## BEGIN
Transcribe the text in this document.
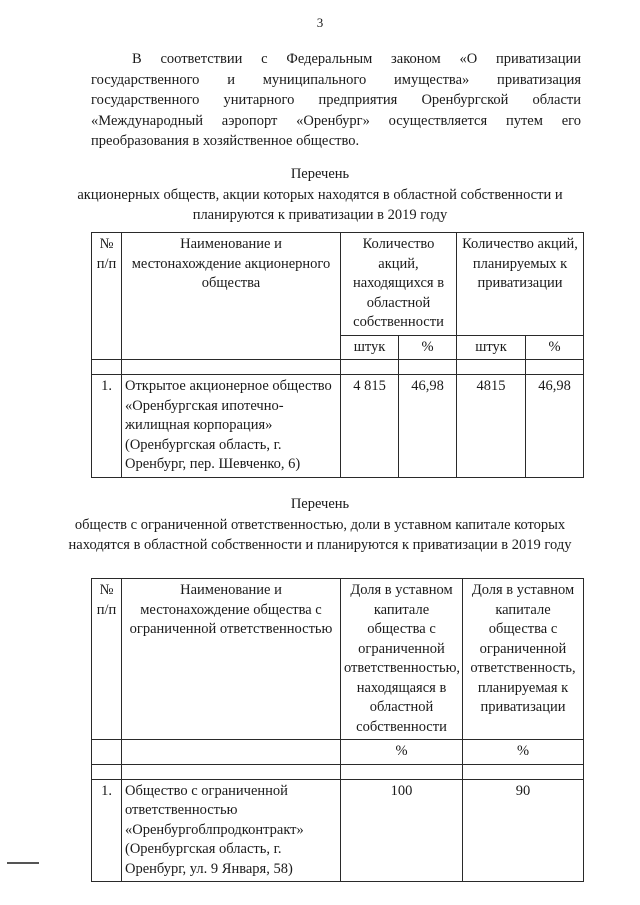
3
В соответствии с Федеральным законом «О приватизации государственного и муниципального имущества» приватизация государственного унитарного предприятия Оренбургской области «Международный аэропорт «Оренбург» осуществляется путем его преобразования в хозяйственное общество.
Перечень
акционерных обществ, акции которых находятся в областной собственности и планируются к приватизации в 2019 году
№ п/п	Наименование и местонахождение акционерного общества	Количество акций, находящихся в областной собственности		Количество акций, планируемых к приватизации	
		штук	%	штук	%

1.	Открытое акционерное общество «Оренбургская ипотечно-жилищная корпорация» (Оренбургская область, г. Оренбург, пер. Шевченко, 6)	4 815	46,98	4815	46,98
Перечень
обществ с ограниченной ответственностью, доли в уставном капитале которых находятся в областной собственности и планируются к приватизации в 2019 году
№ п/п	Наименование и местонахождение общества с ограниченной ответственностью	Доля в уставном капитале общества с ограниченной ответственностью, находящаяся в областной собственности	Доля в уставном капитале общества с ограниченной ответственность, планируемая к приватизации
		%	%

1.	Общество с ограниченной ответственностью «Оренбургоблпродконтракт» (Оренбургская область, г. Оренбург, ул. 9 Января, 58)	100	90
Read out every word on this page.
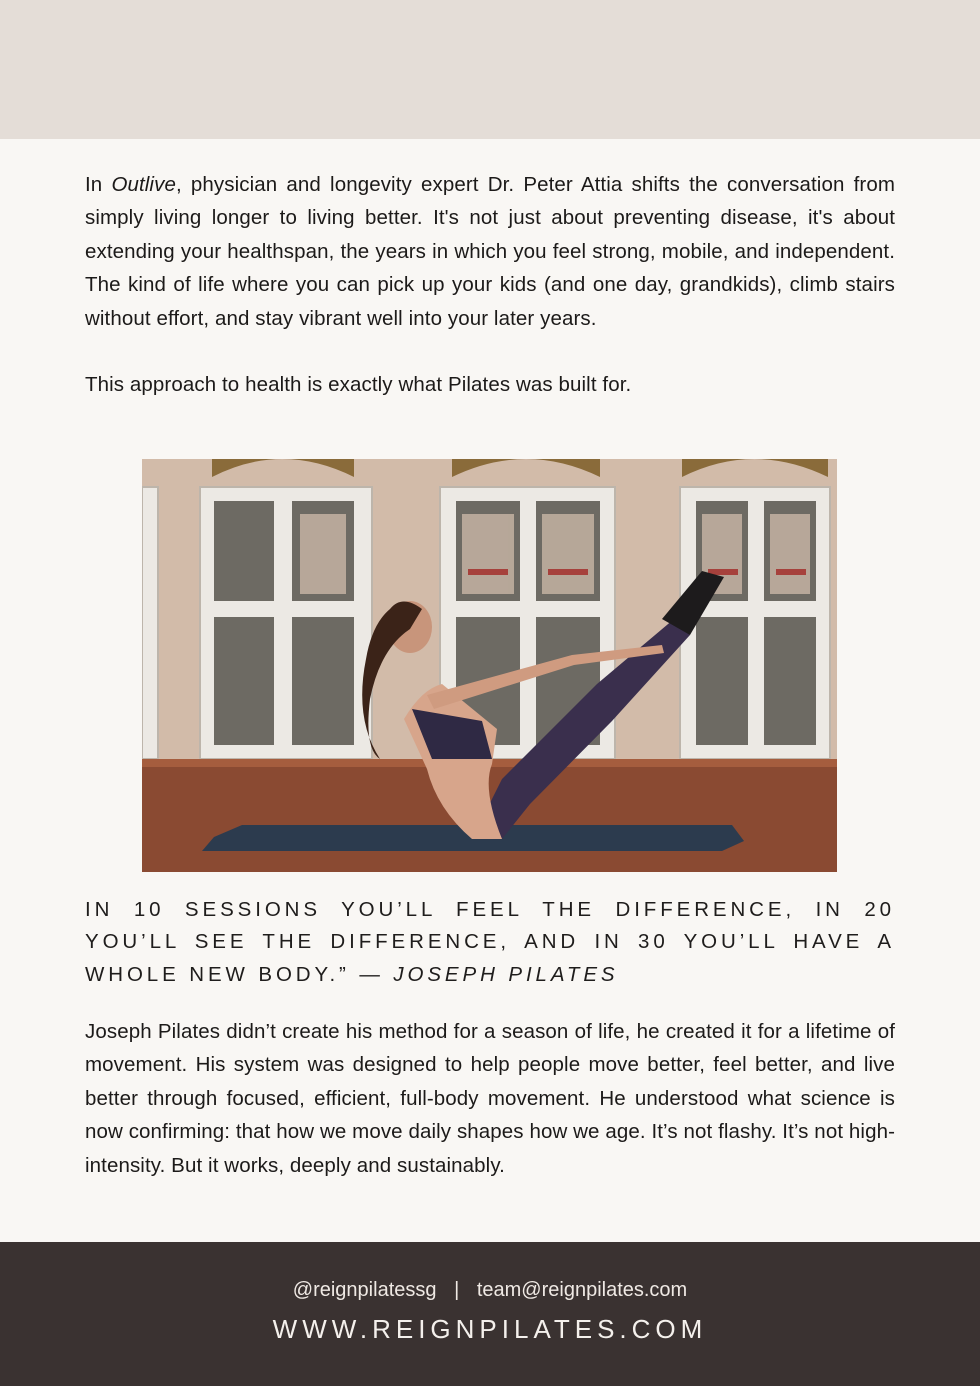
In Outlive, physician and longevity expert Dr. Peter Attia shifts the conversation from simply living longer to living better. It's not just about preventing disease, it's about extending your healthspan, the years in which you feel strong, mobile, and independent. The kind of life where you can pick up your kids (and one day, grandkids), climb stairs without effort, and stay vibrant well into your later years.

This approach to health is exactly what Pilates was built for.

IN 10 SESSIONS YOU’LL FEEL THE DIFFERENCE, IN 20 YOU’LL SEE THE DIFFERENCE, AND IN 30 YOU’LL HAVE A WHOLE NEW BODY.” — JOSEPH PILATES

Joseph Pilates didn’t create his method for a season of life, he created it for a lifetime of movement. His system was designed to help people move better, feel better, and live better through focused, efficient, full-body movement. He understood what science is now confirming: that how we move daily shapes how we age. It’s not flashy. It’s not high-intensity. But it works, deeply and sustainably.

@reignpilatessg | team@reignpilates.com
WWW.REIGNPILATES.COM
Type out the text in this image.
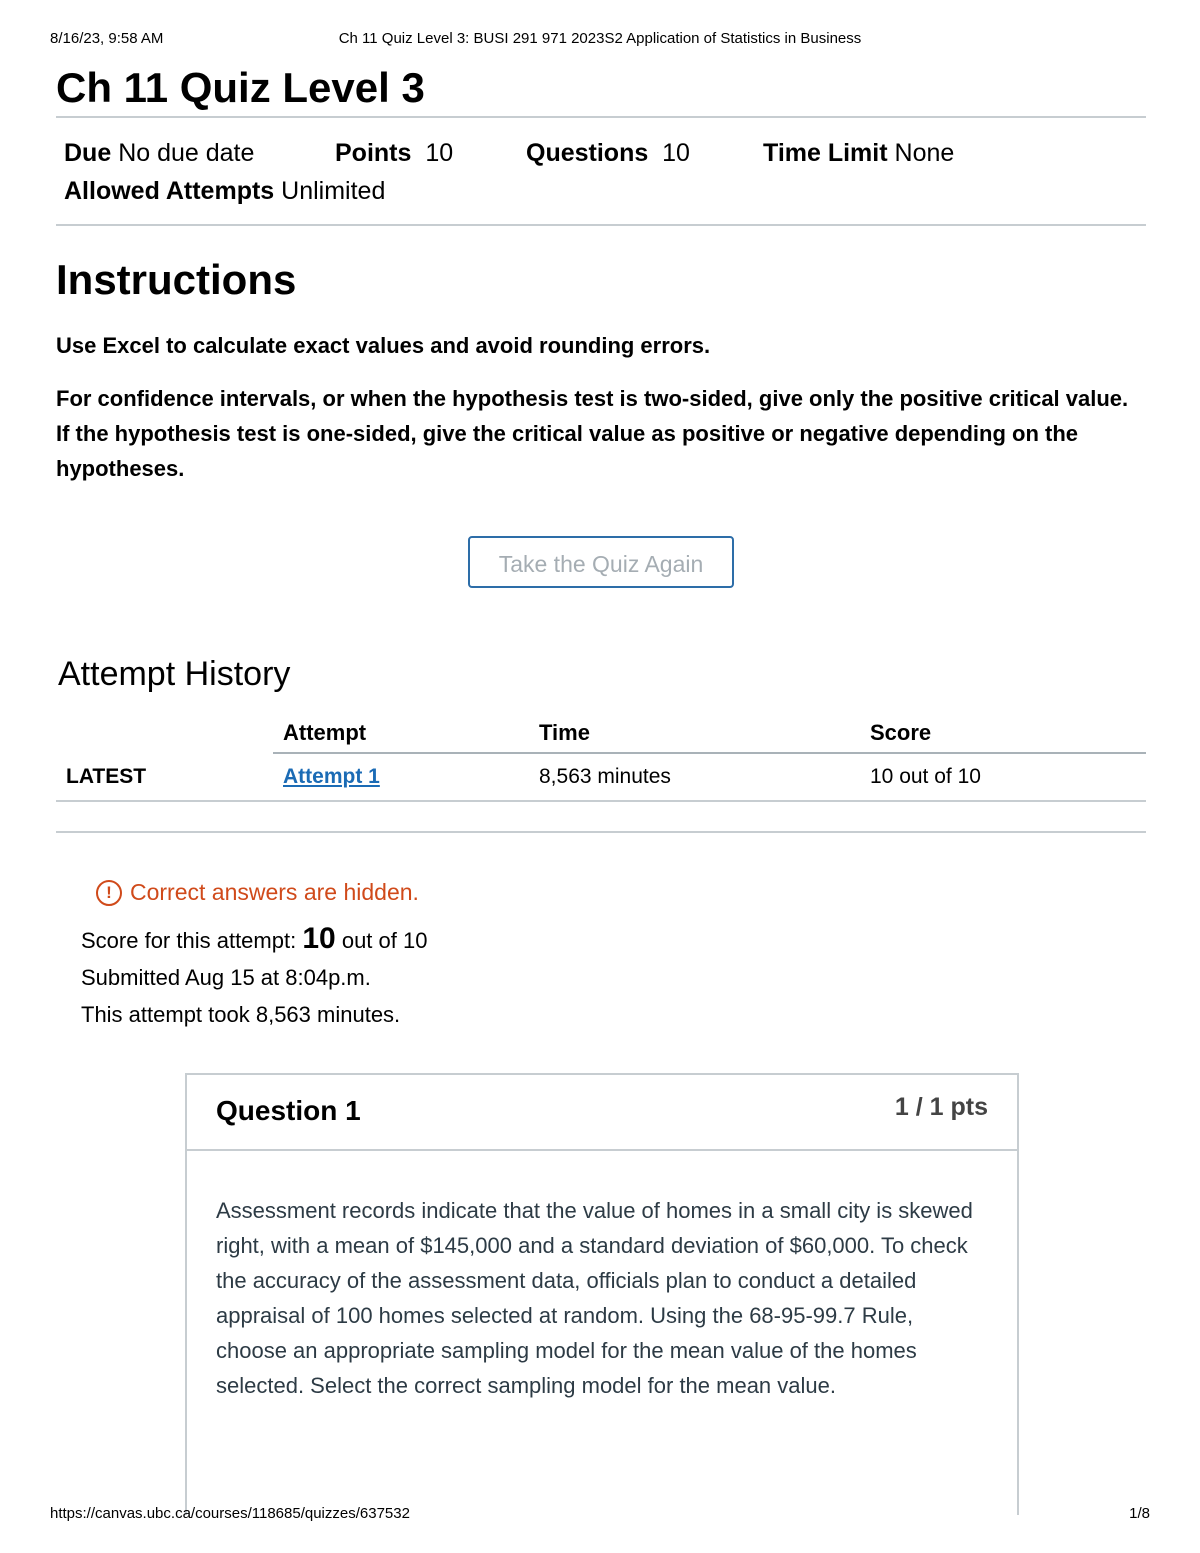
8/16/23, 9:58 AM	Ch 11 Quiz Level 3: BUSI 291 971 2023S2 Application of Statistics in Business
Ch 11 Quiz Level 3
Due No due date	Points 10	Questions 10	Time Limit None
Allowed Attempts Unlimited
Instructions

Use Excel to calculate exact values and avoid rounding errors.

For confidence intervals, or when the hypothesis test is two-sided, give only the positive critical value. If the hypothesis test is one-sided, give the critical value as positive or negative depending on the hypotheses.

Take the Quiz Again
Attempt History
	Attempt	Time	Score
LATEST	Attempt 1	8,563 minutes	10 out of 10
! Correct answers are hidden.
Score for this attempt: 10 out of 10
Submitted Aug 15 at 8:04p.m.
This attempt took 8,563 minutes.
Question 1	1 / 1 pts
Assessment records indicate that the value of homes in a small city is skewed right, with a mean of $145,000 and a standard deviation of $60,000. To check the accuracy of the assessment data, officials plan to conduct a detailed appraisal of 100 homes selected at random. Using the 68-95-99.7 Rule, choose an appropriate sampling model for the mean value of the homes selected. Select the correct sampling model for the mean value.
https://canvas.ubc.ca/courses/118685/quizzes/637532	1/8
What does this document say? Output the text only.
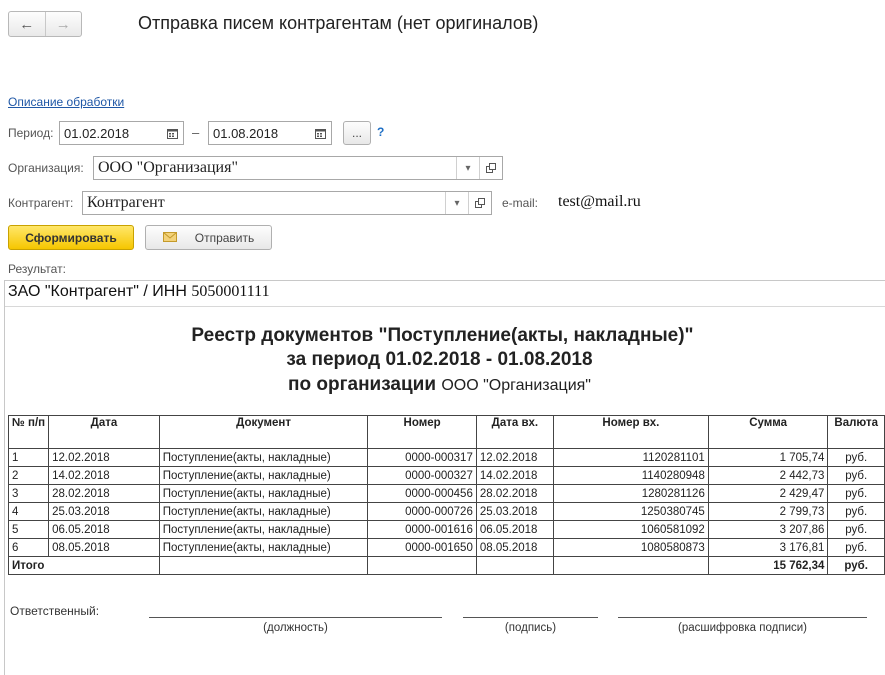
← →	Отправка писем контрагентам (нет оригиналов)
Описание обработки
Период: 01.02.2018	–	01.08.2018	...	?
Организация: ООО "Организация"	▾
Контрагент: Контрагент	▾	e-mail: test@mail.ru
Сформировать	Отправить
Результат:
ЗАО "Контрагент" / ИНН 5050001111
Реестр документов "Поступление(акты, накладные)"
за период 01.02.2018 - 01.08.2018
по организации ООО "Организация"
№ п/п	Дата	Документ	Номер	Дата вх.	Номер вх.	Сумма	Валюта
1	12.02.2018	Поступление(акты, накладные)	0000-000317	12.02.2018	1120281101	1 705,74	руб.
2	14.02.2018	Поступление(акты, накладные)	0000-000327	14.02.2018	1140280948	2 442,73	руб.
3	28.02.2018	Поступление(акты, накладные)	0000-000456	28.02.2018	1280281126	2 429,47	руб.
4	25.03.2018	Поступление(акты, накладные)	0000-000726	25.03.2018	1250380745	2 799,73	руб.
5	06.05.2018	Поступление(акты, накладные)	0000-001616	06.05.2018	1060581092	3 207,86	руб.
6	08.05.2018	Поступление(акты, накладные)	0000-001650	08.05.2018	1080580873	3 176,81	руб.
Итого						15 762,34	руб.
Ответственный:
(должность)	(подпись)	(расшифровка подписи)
## END
Which lines contain "акты"? Show each of them.

**Exercise solution**
Реестр документов "Поступление(акты, накладные)"
1	12.02.2018	Поступление(акты, накладные)	0000-000317	12.02.2018	1120281101	1 705,74	руб.
2	14.02.2018	Поступление(акты, накладные)	0000-000327	14.02.2018	1140280948	2 442,73	руб.
3	28.02.2018	Поступление(акты, накладные)	0000-000456	28.02.2018	1280281126	2 429,47	руб.
4	25.03.2018	Поступление(акты, накладные)	0000-000726	25.03.2018	1250380745	2 799,73	руб.
5	06.05.2018	Поступление(акты, накладные)	0000-001616	06.05.2018	1060581092	3 207,86	руб.
6	08.05.2018	Поступление(акты, накладные)	0000-001650	08.05.2018	1080580873	3 176,81	руб.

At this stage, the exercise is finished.